WRITTEN EXERCISE ::
Take the line that contains "Give me a plain-text" and all lines after it, up to and including the last line of the data, and write them out exactly; nothing else belongs in the answer.
%%
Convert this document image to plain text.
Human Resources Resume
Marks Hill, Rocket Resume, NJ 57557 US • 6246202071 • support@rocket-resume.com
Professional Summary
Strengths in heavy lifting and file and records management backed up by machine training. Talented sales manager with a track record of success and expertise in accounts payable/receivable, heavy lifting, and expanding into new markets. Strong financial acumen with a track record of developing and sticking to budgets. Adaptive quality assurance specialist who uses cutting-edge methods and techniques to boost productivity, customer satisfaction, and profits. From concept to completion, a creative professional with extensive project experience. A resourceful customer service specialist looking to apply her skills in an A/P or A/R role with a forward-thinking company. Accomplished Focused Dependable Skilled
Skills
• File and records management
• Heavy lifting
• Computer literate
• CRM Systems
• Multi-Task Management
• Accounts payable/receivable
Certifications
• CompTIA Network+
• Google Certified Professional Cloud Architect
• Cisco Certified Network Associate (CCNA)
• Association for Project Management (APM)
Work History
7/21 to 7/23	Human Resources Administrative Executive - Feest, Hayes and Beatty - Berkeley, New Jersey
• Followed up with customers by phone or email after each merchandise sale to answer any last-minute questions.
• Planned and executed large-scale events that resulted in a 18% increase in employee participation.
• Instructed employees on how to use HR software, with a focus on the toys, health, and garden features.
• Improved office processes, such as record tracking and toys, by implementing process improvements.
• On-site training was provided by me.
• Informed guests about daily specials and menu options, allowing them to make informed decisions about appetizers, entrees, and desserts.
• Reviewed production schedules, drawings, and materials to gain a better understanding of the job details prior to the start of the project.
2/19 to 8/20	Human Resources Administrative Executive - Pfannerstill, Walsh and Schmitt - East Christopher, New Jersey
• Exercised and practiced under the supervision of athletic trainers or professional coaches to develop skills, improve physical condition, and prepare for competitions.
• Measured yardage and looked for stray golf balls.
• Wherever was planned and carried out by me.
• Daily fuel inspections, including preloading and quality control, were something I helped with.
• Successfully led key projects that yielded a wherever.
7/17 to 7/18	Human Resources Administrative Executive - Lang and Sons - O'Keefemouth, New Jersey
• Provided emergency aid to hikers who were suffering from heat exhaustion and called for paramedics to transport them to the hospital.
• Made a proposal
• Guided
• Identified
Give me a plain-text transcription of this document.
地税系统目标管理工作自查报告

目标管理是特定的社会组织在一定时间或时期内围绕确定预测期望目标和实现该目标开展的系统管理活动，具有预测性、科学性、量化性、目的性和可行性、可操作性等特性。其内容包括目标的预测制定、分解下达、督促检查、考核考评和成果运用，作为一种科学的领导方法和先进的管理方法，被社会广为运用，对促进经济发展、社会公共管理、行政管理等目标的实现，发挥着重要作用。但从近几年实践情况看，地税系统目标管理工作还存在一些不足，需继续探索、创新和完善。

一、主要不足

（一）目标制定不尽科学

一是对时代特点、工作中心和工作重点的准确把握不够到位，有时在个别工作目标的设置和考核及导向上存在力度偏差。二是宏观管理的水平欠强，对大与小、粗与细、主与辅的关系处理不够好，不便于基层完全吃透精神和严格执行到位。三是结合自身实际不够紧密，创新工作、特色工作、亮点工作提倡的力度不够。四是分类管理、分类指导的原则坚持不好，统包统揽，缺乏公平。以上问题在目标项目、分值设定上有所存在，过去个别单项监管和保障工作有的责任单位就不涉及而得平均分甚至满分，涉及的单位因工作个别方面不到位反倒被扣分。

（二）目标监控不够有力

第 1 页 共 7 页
%%
FULL SOLUTION ::
Give me a plain-text transcription of this document.
地税系统目标管理工作自查报告

目标管理是特定的社会组织在一定时间或时期内围绕确定预测期望目标和实现该目标开展的系统管理活动，具有预测性、科学性、量化性、目的性和可行性、可操作性等特性。其内容包括目标的预测制定、分解下达、督促检查、考核考评和成果运用，作为一种科学的领导方法和先进的管理方法，被社会广为运用，对促进经济发展、社会公共管理、行政管理等目标的实现，发挥着重要作用。但从近几年实践情况看，地税系统目标管理工作还存在一些不足，需继续探索、创新和完善。

一、主要不足

（一）目标制定不尽科学

一是对时代特点、工作中心和工作重点的准确把握不够到位，有时在个别工作目标的设置和考核及导向上存在力度偏差。二是宏观管理的水平欠强，对大与小、粗与细、主与辅的关系处理不够好，不便于基层完全吃透精神和严格执行到位。三是结合自身实际不够紧密，创新工作、特色工作、亮点工作提倡的力度不够。四是分类管理、分类指导的原则坚持不好，统包统揽，缺乏公平。以上问题在目标项目、分值设定上有所存在，过去个别单项监管和保障工作有的责任单位就不涉及而得平均分甚至满分，涉及的单位因工作个别方面不到位反倒被扣分。

（二）目标监控不够有力

第 1 页 共 7 页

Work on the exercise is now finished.